(Saved data entries)

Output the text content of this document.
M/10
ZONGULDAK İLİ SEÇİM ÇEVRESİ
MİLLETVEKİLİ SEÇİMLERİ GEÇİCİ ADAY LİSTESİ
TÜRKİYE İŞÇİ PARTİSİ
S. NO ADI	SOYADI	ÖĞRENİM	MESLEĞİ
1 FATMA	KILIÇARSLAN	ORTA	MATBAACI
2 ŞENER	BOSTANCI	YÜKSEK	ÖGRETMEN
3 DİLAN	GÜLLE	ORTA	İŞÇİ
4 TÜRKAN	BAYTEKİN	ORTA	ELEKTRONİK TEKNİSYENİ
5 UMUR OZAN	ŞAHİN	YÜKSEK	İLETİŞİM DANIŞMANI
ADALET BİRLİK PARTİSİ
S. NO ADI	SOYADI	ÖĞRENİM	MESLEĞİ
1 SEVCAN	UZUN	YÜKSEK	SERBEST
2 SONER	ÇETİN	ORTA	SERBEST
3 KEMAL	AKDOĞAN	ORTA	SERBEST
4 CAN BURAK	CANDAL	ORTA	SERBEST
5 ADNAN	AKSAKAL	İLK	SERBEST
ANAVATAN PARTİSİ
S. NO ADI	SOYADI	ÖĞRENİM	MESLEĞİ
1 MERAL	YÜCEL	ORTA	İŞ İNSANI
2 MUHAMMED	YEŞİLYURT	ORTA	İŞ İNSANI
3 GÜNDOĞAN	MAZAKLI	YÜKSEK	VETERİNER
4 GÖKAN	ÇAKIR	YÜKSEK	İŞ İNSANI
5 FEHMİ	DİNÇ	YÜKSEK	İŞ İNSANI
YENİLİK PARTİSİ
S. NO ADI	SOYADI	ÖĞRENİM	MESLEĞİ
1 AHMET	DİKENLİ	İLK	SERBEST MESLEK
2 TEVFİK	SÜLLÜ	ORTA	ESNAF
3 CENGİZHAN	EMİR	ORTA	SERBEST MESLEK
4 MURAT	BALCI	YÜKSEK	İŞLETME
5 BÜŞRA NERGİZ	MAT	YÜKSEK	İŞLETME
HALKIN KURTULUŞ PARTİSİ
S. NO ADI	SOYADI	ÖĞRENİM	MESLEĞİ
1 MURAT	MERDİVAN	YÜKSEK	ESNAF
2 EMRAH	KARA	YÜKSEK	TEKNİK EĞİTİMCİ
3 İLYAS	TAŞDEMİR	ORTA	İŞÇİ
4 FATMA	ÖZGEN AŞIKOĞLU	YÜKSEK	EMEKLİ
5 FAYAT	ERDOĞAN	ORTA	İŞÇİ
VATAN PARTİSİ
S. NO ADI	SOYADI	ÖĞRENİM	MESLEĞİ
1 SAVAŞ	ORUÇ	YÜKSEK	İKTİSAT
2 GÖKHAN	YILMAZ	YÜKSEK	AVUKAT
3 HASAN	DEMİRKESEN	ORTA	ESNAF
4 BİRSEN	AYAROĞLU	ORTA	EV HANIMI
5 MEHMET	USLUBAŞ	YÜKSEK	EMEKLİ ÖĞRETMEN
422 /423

(To be done): Restate all of the entries above precisely.

(Answer for the task):
Output the text content of this document.
M/10
ZONGULDAK İLİ SEÇİM ÇEVRESİ
MİLLETVEKİLİ SEÇİMLERİ GEÇİCİ ADAY LİSTESİ
TÜRKİYE İŞÇİ PARTİSİ
S. NO ADI	SOYADI	ÖĞRENİM	MESLEĞİ
1 FATMA	KILIÇARSLAN	ORTA	MATBAACI
2 ŞENER	BOSTANCI	YÜKSEK	ÖGRETMEN
3 DİLAN	GÜLLE	ORTA	İŞÇİ
4 TÜRKAN	BAYTEKİN	ORTA	ELEKTRONİK TEKNİSYENİ
5 UMUR OZAN	ŞAHİN	YÜKSEK	İLETİŞİM DANIŞMANI
ADALET BİRLİK PARTİSİ
S. NO ADI	SOYADI	ÖĞRENİM	MESLEĞİ
1 SEVCAN	UZUN	YÜKSEK	SERBEST
2 SONER	ÇETİN	ORTA	SERBEST
3 KEMAL	AKDOĞAN	ORTA	SERBEST
4 CAN BURAK	CANDAL	ORTA	SERBEST
5 ADNAN	AKSAKAL	İLK	SERBEST
ANAVATAN PARTİSİ
S. NO ADI	SOYADI	ÖĞRENİM	MESLEĞİ
1 MERAL	YÜCEL	ORTA	İŞ İNSANI
2 MUHAMMED	YEŞİLYURT	ORTA	İŞ İNSANI
3 GÜNDOĞAN	MAZAKLI	YÜKSEK	VETERİNER
4 GÖKAN	ÇAKIR	YÜKSEK	İŞ İNSANI
5 FEHMİ	DİNÇ	YÜKSEK	İŞ İNSANI
YENİLİK PARTİSİ
S. NO ADI	SOYADI	ÖĞRENİM	MESLEĞİ
1 AHMET	DİKENLİ	İLK	SERBEST MESLEK
2 TEVFİK	SÜLLÜ	ORTA	ESNAF
3 CENGİZHAN	EMİR	ORTA	SERBEST MESLEK
4 MURAT	BALCI	YÜKSEK	İŞLETME
5 BÜŞRA NERGİZ	MAT	YÜKSEK	İŞLETME
HALKIN KURTULUŞ PARTİSİ
S. NO ADI	SOYADI	ÖĞRENİM	MESLEĞİ
1 MURAT	MERDİVAN	YÜKSEK	ESNAF
2 EMRAH	KARA	YÜKSEK	TEKNİK EĞİTİMCİ
3 İLYAS	TAŞDEMİR	ORTA	İŞÇİ
4 FATMA	ÖZGEN AŞIKOĞLU	YÜKSEK	EMEKLİ
5 FAYAT	ERDOĞAN	ORTA	İŞÇİ
VATAN PARTİSİ
S. NO ADI	SOYADI	ÖĞRENİM	MESLEĞİ
1 SAVAŞ	ORUÇ	YÜKSEK	İKTİSAT
2 GÖKHAN	YILMAZ	YÜKSEK	AVUKAT
3 HASAN	DEMİRKESEN	ORTA	ESNAF
4 BİRSEN	AYAROĞLU	ORTA	EV HANIMI
5 MEHMET	USLUBAŞ	YÜKSEK	EMEKLİ ÖĞRETMEN
422 /423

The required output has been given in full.